• Recorded data
◆ ◆ ◆ ◆ ◆
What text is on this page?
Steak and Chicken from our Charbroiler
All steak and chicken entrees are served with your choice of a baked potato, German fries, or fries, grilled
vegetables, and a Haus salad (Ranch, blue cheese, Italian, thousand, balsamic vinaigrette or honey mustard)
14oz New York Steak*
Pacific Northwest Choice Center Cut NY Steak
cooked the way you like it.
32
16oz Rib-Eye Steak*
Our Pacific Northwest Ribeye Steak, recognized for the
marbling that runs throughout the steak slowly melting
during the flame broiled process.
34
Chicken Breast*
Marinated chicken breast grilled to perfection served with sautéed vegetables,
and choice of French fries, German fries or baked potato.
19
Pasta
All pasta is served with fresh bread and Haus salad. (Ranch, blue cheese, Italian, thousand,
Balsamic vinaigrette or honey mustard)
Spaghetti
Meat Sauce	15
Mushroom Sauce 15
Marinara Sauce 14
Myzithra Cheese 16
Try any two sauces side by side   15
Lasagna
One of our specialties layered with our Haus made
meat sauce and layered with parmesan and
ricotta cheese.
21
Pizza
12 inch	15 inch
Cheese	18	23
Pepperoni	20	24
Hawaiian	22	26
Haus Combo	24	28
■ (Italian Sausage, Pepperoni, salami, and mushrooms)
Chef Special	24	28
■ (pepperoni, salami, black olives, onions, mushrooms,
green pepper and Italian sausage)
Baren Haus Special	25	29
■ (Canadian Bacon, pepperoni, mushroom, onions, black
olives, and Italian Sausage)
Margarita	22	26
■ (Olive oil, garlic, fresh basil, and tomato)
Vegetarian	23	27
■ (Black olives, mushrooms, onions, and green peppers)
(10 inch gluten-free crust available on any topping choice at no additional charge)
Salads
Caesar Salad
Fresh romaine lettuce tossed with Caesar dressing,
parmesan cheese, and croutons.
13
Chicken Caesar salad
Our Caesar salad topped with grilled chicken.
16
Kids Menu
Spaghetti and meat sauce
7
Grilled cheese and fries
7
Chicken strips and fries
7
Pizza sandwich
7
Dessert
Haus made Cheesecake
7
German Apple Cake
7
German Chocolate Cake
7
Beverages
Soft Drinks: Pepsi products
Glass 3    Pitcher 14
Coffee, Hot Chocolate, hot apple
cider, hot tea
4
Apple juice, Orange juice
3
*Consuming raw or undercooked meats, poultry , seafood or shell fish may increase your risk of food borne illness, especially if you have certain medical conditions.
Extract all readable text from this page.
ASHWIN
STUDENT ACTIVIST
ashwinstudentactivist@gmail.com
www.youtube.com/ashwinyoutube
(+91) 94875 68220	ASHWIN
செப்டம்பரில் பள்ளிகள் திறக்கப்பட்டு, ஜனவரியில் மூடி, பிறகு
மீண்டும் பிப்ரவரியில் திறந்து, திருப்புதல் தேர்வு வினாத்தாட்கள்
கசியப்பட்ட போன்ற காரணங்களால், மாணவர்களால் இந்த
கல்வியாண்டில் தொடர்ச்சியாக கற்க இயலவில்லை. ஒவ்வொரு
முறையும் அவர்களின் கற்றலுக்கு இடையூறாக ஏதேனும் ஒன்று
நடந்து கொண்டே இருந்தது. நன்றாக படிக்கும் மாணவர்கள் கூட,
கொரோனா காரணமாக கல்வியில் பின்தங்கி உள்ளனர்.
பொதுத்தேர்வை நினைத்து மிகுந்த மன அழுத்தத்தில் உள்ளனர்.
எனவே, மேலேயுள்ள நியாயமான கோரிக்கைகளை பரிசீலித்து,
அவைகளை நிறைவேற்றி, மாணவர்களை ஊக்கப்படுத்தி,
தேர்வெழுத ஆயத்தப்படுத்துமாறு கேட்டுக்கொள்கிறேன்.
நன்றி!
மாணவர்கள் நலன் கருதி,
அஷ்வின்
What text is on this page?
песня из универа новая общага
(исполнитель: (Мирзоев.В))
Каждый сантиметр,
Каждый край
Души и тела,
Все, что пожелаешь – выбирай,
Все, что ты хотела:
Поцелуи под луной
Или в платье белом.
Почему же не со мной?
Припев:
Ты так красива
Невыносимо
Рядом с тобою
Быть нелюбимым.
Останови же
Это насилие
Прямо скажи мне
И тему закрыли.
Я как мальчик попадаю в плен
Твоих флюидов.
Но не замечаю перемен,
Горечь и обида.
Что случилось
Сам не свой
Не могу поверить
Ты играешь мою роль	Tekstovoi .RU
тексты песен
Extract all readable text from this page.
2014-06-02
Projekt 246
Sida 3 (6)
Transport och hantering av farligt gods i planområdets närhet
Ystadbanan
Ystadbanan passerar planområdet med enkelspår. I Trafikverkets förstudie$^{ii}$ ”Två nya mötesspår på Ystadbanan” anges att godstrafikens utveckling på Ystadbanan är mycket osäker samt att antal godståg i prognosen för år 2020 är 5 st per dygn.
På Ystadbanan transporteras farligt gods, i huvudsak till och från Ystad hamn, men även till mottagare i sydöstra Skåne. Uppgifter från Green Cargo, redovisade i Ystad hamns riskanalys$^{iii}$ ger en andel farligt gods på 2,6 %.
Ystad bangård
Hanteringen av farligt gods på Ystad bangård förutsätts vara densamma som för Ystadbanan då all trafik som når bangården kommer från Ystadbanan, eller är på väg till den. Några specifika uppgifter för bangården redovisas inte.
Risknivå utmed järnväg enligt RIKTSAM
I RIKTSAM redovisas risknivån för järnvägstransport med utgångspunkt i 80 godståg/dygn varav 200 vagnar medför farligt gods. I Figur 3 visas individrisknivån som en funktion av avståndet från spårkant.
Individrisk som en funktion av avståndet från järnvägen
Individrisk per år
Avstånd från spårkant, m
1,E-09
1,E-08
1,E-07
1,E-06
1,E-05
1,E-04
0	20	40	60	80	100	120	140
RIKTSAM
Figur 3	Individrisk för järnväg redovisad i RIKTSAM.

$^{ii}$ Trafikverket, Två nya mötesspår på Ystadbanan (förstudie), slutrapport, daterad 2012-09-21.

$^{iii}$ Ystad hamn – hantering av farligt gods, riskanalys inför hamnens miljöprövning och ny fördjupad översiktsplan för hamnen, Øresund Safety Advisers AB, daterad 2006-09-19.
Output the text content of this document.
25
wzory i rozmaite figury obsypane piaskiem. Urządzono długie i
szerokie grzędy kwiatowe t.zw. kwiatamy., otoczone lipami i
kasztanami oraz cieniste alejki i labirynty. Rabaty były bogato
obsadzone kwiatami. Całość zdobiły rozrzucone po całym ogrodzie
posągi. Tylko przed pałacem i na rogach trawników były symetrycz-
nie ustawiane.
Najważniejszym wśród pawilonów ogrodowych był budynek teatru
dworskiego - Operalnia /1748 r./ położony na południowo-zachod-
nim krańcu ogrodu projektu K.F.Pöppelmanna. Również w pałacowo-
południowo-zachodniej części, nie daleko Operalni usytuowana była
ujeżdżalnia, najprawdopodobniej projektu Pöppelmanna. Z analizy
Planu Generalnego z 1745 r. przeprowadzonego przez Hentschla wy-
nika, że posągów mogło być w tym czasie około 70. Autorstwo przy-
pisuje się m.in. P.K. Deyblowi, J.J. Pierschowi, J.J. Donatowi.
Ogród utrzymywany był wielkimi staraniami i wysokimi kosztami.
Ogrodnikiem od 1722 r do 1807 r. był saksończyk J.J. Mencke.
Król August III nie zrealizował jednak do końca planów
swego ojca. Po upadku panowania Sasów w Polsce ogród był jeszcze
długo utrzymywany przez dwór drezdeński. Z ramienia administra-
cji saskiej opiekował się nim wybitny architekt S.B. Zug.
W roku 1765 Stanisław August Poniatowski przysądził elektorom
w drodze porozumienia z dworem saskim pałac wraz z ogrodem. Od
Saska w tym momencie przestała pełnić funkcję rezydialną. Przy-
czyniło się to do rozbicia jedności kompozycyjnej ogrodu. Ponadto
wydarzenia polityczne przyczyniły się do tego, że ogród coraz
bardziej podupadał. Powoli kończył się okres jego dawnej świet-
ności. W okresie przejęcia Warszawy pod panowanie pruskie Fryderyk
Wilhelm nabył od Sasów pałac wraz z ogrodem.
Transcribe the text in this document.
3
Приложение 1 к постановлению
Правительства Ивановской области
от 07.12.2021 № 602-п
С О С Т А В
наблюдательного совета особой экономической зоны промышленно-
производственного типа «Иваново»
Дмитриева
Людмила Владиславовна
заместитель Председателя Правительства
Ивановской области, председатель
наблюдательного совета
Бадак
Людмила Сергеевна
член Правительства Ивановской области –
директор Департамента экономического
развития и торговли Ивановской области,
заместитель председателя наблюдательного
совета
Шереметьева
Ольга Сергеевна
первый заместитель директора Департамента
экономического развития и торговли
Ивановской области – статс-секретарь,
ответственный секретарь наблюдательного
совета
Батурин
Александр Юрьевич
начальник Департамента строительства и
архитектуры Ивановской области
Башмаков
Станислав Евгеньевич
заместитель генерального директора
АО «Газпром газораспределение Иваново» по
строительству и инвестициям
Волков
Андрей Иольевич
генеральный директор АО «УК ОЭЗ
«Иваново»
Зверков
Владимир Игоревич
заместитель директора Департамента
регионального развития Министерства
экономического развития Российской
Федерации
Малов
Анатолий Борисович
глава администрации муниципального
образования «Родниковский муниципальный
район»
◆ ◆ ◆ ◆ ◆
• REQUIRED TASK
Scan the listing above and copy all lines containing the word "inch".

• ANSWER TO THIS EXERCISE
12 inch	15 inch
(10 inch gluten-free crust available on any topping choice at no additional charge)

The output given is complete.